Records from a collection

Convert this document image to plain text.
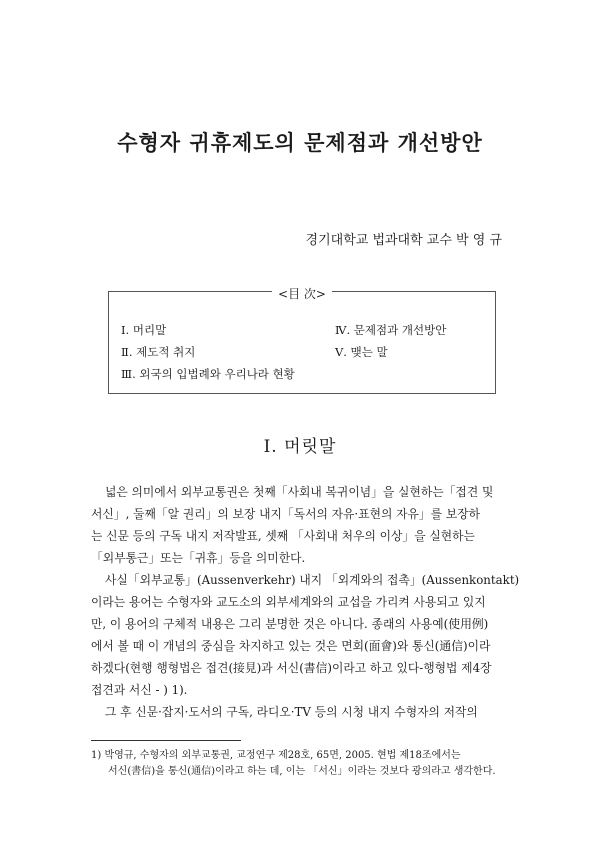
수형자 귀휴제도의 문제점과 개선방안
경기대학교 법과대학 교수 박 영 규
<目 次>
Ⅰ. 머리말	Ⅳ. 문제점과 개선방안
Ⅱ. 제도적 취지	Ⅴ. 맺는 말
Ⅲ. 외국의 입법례와 우리나라 현황
Ⅰ. 머릿말
넓은 의미에서 외부교통권은 첫째「사회내 복귀이념」을 실현하는「접견 및
서신」, 둘째「알 권리」의 보장 내지「독서의 자유·표현의 자유」를 보장하
는 신문 등의 구독 내지 저작발표, 셋째 「사회내 처우의 이상」을 실현하는
「외부통근」또는「귀휴」등을 의미한다.
사실「외부교통」(Aussenverkehr) 내지 「외계와의 접촉」(Aussenkontakt)
이라는 용어는 수형자와 교도소의 외부세계와의 교섭을 가리켜 사용되고 있지
만, 이 용어의 구체적 내용은 그리 분명한 것은 아니다. 종래의 사용예(使用例)
에서 볼 때 이 개념의 중심을 차지하고 있는 것은 면회(面會)와 통신(通信)이라
하겠다(현행 행형법은 접견(接見)과 서신(書信)이라고 하고 있다-행형법 제4장
접견과 서신 - ) 1).
그 후 신문·잡지·도서의 구독, 라디오·TV 등의 시청 내지 수형자의 저작의
1) 박영규, 수형자의 외부교통권, 교정연구 제28호, 65면, 2005. 현법 제18조에서는
서신(書信)을 통신(通信)이라고 하는 데, 이는 「서신」이라는 것보다 광의라고 생각한다.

# Required task:
Every record above must be given again exactly; drop the pictures.

# Correct response:
Convert this document image to plain text.
수형자 귀휴제도의 문제점과 개선방안
경기대학교 법과대학 교수 박 영 규
<目 次>
Ⅰ. 머리말	Ⅳ. 문제점과 개선방안
Ⅱ. 제도적 취지	Ⅴ. 맺는 말
Ⅲ. 외국의 입법례와 우리나라 현황
Ⅰ. 머릿말
넓은 의미에서 외부교통권은 첫째「사회내 복귀이념」을 실현하는「접견 및
서신」, 둘째「알 권리」의 보장 내지「독서의 자유·표현의 자유」를 보장하
는 신문 등의 구독 내지 저작발표, 셋째 「사회내 처우의 이상」을 실현하는
「외부통근」또는「귀휴」등을 의미한다.
사실「외부교통」(Aussenverkehr) 내지 「외계와의 접촉」(Aussenkontakt)
이라는 용어는 수형자와 교도소의 외부세계와의 교섭을 가리켜 사용되고 있지
만, 이 용어의 구체적 내용은 그리 분명한 것은 아니다. 종래의 사용예(使用例)
에서 볼 때 이 개념의 중심을 차지하고 있는 것은 면회(面會)와 통신(通信)이라
하겠다(현행 행형법은 접견(接見)과 서신(書信)이라고 하고 있다-행형법 제4장
접견과 서신 - ) 1).
그 후 신문·잡지·도서의 구독, 라디오·TV 등의 시청 내지 수형자의 저작의
1) 박영규, 수형자의 외부교통권, 교정연구 제28호, 65면, 2005. 현법 제18조에서는
서신(書信)을 통신(通信)이라고 하는 데, 이는 「서신」이라는 것보다 광의라고 생각한다.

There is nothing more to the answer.